------ Data for this exercise ------
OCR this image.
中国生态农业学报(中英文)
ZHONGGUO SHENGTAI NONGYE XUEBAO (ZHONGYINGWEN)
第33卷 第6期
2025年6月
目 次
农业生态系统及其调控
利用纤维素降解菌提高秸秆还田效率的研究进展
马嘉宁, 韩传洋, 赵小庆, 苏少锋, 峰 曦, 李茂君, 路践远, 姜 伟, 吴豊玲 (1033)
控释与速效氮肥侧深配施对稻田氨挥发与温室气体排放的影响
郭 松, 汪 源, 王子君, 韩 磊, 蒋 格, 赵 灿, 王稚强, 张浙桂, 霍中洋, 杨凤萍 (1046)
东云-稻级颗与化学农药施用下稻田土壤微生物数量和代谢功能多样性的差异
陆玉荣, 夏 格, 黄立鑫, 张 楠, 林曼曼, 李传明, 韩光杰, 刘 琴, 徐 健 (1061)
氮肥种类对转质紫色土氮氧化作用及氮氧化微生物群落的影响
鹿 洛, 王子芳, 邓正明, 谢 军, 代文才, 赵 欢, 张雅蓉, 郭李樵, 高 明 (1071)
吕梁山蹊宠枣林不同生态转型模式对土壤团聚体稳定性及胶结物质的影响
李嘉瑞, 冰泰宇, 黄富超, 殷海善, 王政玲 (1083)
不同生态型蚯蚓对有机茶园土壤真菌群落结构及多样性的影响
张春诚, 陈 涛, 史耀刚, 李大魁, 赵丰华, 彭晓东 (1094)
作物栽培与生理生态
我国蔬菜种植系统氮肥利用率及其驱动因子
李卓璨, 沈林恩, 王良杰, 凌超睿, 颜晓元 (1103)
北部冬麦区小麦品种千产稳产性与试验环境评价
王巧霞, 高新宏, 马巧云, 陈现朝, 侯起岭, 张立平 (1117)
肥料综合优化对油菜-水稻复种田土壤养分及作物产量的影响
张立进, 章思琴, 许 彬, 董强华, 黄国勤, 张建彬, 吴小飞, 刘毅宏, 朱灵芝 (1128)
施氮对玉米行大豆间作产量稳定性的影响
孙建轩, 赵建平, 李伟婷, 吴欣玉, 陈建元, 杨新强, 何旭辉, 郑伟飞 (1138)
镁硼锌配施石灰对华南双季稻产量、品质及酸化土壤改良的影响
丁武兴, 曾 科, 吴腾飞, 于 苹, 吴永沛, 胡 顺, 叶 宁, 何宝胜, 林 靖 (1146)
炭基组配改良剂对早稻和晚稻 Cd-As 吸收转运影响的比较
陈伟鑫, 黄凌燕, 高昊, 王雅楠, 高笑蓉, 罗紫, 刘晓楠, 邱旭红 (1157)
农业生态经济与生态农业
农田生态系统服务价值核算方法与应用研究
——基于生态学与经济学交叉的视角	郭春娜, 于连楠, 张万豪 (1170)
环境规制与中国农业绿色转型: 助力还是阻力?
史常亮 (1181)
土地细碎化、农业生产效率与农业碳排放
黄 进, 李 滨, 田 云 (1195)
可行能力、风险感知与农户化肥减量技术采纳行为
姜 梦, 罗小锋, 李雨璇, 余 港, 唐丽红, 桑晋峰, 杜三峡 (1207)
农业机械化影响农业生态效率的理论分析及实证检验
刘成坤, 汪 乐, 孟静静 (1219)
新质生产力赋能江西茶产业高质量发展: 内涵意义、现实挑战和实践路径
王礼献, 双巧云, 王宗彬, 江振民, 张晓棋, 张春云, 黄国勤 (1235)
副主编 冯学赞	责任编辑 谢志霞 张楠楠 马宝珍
------
■ What is required:
Using the listing above, reproduce each line without omission.

■ Result for this task:
OCR this image.
中国生态农业学报(中英文)
ZHONGGUO SHENGTAI NONGYE XUEBAO (ZHONGYINGWEN)
第33卷 第6期
2025年6月
目 次
农业生态系统及其调控
利用纤维素降解菌提高秸秆还田效率的研究进展
马嘉宁, 韩传洋, 赵小庆, 苏少锋, 峰 曦, 李茂君, 路践远, 姜 伟, 吴豊玲 (1033)
控释与速效氮肥侧深配施对稻田氨挥发与温室气体排放的影响
郭 松, 汪 源, 王子君, 韩 磊, 蒋 格, 赵 灿, 王稚强, 张浙桂, 霍中洋, 杨凤萍 (1046)
东云-稻级颗与化学农药施用下稻田土壤微生物数量和代谢功能多样性的差异
陆玉荣, 夏 格, 黄立鑫, 张 楠, 林曼曼, 李传明, 韩光杰, 刘 琴, 徐 健 (1061)
氮肥种类对转质紫色土氮氧化作用及氮氧化微生物群落的影响
鹿 洛, 王子芳, 邓正明, 谢 军, 代文才, 赵 欢, 张雅蓉, 郭李樵, 高 明 (1071)
吕梁山蹊宠枣林不同生态转型模式对土壤团聚体稳定性及胶结物质的影响
李嘉瑞, 冰泰宇, 黄富超, 殷海善, 王政玲 (1083)
不同生态型蚯蚓对有机茶园土壤真菌群落结构及多样性的影响
张春诚, 陈 涛, 史耀刚, 李大魁, 赵丰华, 彭晓东 (1094)
作物栽培与生理生态
我国蔬菜种植系统氮肥利用率及其驱动因子
李卓璨, 沈林恩, 王良杰, 凌超睿, 颜晓元 (1103)
北部冬麦区小麦品种千产稳产性与试验环境评价
王巧霞, 高新宏, 马巧云, 陈现朝, 侯起岭, 张立平 (1117)
肥料综合优化对油菜-水稻复种田土壤养分及作物产量的影响
张立进, 章思琴, 许 彬, 董强华, 黄国勤, 张建彬, 吴小飞, 刘毅宏, 朱灵芝 (1128)
施氮对玉米行大豆间作产量稳定性的影响
孙建轩, 赵建平, 李伟婷, 吴欣玉, 陈建元, 杨新强, 何旭辉, 郑伟飞 (1138)
镁硼锌配施石灰对华南双季稻产量、品质及酸化土壤改良的影响
丁武兴, 曾 科, 吴腾飞, 于 苹, 吴永沛, 胡 顺, 叶 宁, 何宝胜, 林 靖 (1146)
炭基组配改良剂对早稻和晚稻 Cd-As 吸收转运影响的比较
陈伟鑫, 黄凌燕, 高昊, 王雅楠, 高笑蓉, 罗紫, 刘晓楠, 邱旭红 (1157)
农业生态经济与生态农业
农田生态系统服务价值核算方法与应用研究
——基于生态学与经济学交叉的视角	郭春娜, 于连楠, 张万豪 (1170)
环境规制与中国农业绿色转型: 助力还是阻力?
史常亮 (1181)
土地细碎化、农业生产效率与农业碳排放
黄 进, 李 滨, 田 云 (1195)
可行能力、风险感知与农户化肥减量技术采纳行为
姜 梦, 罗小锋, 李雨璇, 余 港, 唐丽红, 桑晋峰, 杜三峡 (1207)
农业机械化影响农业生态效率的理论分析及实证检验
刘成坤, 汪 乐, 孟静静 (1219)
新质生产力赋能江西茶产业高质量发展: 内涵意义、现实挑战和实践路径
王礼献, 双巧云, 王宗彬, 江振民, 张晓棋, 张春云, 黄国勤 (1235)
副主编 冯学赞	责任编辑 谢志霞 张楠楠 马宝珍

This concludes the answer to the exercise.